** begin Data rows **

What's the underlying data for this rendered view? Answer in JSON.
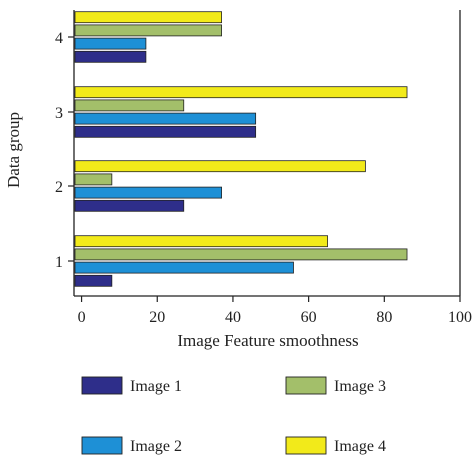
{
  "chart_data": {
    "type": "bar",
    "orientation": "horizontal",
    "categories": [
      "1",
      "2",
      "3",
      "4"
    ],
    "series": [
      {
        "name": "Image 1",
        "color": "#2e2e8a",
        "values": [
          8,
          27,
          46,
          17
        ]
      },
      {
        "name": "Image 2",
        "color": "#1e90d6",
        "values": [
          56,
          37,
          46,
          17
        ]
      },
      {
        "name": "Image 3",
        "color": "#a3bf6a",
        "values": [
          86,
          8,
          27,
          37
        ]
      },
      {
        "name": "Image 4",
        "color": "#f2ea1a",
        "values": [
          65,
          75,
          86,
          37
        ]
      }
    ],
    "xlabel": "Image Feature smoothness",
    "ylabel": "Data group",
    "xlim": [
      -2,
      100
    ],
    "xticks": [
      0,
      20,
      40,
      60,
      80,
      100
    ],
    "grid": false,
    "legend": "bottom"
  }
}
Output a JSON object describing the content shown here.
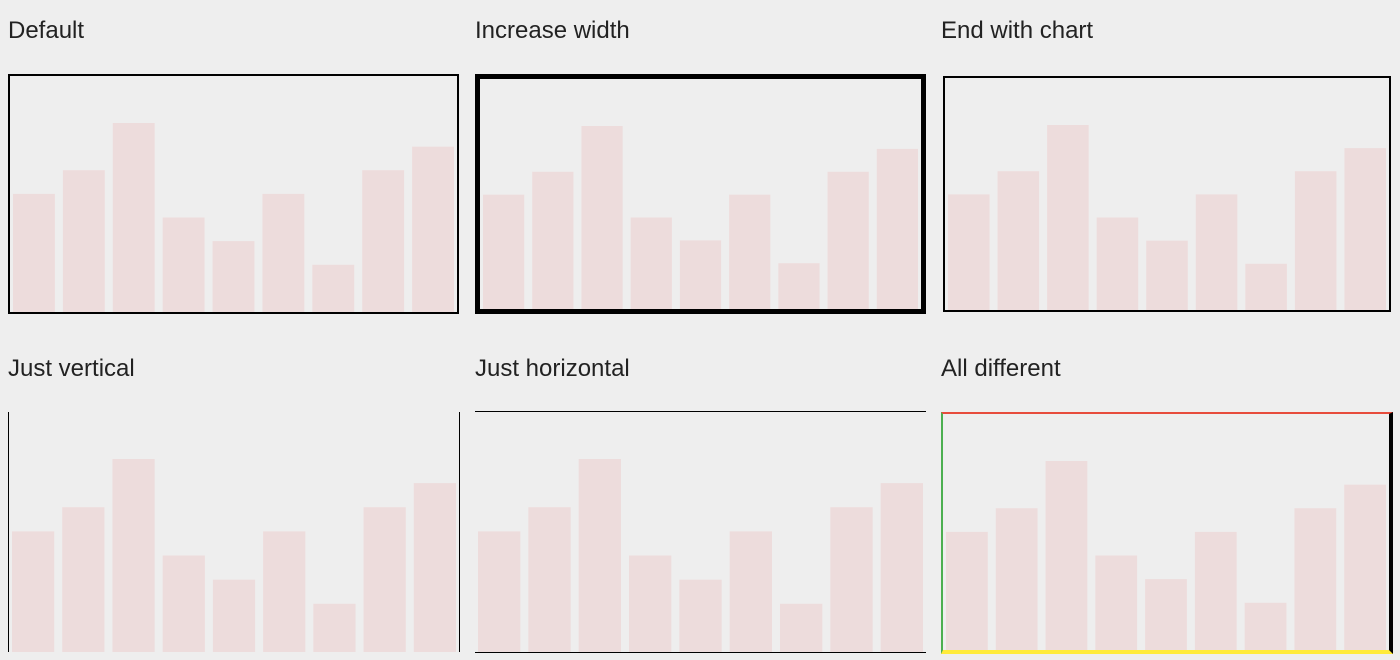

** end Data rows **

Filter the records above and return every line that holds the word "name".

Worked answer ->
        "name": "Image 1",
        "name": "Image 2",
        "name": "Image 3",
        "name": "Image 4",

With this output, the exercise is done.